RECORDS TO PROCESS =
#####
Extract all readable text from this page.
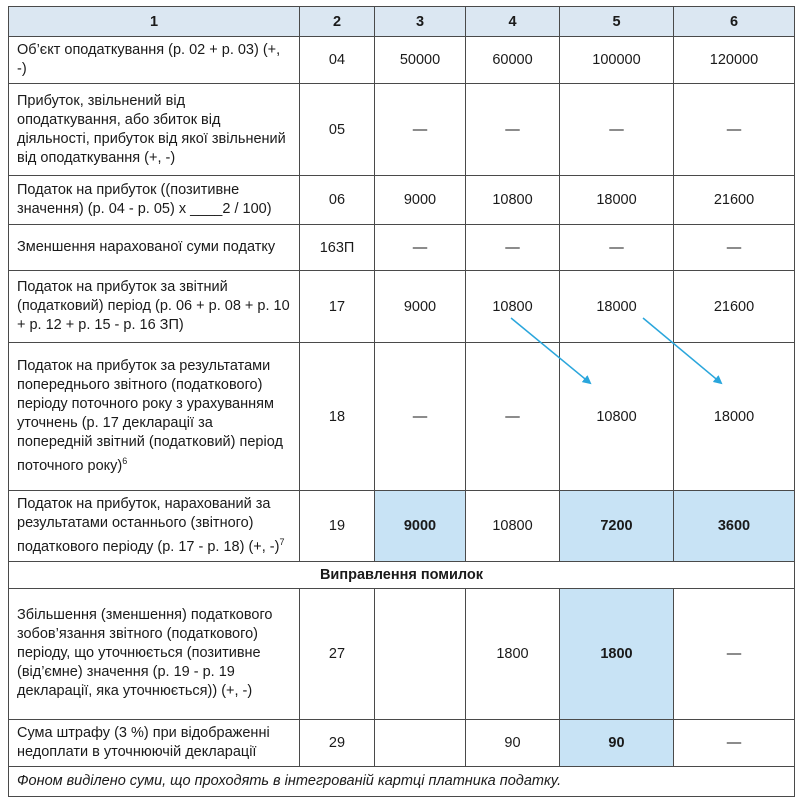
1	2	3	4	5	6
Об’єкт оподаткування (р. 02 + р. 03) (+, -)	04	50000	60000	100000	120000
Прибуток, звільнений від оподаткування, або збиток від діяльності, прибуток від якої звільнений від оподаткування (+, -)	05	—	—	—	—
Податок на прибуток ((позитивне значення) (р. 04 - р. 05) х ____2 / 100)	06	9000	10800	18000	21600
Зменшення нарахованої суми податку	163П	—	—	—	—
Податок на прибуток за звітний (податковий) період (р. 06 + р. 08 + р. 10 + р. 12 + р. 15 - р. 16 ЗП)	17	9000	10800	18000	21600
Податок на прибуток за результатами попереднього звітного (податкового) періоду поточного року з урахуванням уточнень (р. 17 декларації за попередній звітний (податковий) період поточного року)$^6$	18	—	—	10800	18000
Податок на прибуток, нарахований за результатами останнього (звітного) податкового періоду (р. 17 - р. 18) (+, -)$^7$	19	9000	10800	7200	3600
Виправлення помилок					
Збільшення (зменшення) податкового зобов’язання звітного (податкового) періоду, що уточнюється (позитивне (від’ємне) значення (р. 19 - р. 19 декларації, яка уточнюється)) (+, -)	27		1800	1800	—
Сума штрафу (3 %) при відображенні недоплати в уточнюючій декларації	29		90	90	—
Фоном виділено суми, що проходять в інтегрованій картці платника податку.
#####
DIRECTION = Print out the whole of the material word for word, without pictures.

SOLUTION FOR THIS TASK =
Extract all readable text from this page.
1	2	3	4	5	6
Об’єкт оподаткування (р. 02 + р. 03) (+, -)	04	50000	60000	100000	120000
Прибуток, звільнений від оподаткування, або збиток від діяльності, прибуток від якої звільнений від оподаткування (+, -)	05	—	—	—	—
Податок на прибуток ((позитивне значення) (р. 04 - р. 05) х ____2 / 100)	06	9000	10800	18000	21600
Зменшення нарахованої суми податку	163П	—	—	—	—
Податок на прибуток за звітний (податковий) період (р. 06 + р. 08 + р. 10 + р. 12 + р. 15 - р. 16 ЗП)	17	9000	10800	18000	21600
Податок на прибуток за результатами попереднього звітного (податкового) періоду поточного року з урахуванням уточнень (р. 17 декларації за попередній звітний (податковий) період поточного року)$^6$	18	—	—	10800	18000
Податок на прибуток, нарахований за результатами останнього (звітного) податкового періоду (р. 17 - р. 18) (+, -)$^7$	19	9000	10800	7200	3600
Виправлення помилок					
Збільшення (зменшення) податкового зобов’язання звітного (податкового) періоду, що уточнюється (позитивне (від’ємне) значення (р. 19 - р. 19 декларації, яка уточнюється)) (+, -)	27		1800	1800	—
Сума штрафу (3 %) при відображенні недоплати в уточнюючій декларації	29		90	90	—
Фоном виділено суми, що проходять в інтегрованій картці платника податку.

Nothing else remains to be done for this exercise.